** BEGIN Exercise data **
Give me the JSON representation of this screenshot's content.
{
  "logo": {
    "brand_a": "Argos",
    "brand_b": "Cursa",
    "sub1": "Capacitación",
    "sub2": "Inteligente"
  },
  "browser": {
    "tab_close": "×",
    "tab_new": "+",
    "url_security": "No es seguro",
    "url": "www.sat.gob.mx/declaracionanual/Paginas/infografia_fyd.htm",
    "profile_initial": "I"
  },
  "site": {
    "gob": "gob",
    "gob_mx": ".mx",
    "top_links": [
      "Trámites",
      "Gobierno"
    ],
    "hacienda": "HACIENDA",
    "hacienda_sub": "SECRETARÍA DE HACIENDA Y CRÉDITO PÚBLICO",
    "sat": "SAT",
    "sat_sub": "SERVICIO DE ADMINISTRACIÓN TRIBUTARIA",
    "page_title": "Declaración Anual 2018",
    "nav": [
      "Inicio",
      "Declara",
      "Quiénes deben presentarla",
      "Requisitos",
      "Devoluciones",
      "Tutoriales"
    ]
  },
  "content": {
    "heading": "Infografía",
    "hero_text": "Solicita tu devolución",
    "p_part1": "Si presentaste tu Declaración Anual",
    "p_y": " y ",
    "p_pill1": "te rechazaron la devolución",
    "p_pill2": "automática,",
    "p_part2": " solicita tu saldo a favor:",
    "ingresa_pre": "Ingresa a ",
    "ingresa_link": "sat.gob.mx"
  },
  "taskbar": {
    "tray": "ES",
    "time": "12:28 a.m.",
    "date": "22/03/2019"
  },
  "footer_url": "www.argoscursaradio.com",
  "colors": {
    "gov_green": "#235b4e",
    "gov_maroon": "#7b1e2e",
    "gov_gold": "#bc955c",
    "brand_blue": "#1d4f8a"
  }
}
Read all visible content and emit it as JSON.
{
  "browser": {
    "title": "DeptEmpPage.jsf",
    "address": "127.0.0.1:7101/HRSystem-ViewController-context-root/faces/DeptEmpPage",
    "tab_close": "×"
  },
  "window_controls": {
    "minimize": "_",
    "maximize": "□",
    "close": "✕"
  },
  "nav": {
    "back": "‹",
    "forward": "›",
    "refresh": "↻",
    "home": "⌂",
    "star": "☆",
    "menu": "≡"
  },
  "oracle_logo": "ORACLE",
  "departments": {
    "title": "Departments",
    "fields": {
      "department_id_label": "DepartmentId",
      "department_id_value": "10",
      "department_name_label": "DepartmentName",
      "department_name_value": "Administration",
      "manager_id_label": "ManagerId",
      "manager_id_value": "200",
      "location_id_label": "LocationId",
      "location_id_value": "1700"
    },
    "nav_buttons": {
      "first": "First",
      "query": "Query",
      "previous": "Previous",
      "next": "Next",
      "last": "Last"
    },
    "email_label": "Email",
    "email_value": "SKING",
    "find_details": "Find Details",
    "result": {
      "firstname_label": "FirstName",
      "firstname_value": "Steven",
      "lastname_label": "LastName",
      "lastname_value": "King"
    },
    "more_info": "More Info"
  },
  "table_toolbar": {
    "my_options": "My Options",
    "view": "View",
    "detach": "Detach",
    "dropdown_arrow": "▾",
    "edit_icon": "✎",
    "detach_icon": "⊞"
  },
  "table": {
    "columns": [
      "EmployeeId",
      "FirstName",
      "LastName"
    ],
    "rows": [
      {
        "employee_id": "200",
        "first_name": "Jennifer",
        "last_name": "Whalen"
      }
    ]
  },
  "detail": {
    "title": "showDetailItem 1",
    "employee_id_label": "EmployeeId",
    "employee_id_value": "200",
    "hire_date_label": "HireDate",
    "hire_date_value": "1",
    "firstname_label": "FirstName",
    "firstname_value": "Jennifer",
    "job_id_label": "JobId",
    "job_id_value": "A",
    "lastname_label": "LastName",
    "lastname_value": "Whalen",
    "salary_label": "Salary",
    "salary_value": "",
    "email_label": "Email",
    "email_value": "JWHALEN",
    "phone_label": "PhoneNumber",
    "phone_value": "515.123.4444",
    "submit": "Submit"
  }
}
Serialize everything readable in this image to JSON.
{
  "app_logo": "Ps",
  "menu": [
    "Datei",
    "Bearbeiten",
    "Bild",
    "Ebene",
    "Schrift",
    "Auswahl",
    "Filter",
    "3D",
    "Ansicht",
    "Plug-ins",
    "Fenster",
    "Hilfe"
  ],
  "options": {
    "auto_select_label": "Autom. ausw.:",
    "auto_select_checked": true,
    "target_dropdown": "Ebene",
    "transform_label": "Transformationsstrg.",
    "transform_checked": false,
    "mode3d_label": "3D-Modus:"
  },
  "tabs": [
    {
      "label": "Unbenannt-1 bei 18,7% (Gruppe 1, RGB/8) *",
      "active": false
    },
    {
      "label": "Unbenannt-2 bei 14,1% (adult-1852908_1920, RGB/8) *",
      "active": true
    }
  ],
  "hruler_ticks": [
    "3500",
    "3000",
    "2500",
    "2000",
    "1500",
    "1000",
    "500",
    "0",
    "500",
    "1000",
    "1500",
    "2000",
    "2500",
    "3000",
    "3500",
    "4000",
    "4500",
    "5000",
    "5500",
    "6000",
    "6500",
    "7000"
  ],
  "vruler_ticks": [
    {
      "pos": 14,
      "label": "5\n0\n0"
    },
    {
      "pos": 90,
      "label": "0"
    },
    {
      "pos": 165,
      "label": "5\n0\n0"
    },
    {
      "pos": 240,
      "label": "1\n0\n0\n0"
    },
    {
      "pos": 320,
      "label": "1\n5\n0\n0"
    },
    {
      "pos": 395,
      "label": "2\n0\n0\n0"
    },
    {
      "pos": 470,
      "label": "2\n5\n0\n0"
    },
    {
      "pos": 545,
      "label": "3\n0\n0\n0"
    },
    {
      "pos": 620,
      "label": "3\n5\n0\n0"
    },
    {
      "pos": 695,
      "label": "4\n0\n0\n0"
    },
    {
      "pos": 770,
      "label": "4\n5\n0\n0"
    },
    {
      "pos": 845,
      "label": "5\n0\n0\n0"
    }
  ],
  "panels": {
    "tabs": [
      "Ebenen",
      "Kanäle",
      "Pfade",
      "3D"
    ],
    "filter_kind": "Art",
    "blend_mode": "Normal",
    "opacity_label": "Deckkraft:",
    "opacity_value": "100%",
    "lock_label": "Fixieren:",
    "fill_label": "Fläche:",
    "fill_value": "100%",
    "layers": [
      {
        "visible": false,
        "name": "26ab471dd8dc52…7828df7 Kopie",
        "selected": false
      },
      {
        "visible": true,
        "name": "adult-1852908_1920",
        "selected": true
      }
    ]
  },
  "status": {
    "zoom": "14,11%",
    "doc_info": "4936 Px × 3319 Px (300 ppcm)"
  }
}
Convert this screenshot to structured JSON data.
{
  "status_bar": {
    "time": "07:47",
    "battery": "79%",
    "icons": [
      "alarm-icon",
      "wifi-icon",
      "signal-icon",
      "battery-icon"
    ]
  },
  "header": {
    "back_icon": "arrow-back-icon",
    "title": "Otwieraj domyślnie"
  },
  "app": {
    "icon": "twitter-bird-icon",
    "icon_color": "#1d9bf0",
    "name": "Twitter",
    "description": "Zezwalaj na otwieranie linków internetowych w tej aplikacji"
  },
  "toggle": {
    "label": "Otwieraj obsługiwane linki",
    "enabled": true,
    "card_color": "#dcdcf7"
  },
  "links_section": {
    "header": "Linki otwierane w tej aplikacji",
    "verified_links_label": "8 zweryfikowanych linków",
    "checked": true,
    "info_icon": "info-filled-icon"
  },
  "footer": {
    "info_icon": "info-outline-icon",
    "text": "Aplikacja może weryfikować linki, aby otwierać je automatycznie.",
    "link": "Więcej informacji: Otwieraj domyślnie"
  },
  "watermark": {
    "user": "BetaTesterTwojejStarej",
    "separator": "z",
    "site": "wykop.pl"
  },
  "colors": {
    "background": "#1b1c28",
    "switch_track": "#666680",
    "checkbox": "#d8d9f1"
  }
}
** END Exercise data **
Copy every line of the listing that includes the string "Jennifer".

Expected output →
        "first_name": "Jennifer",
    "firstname_value": "Jennifer",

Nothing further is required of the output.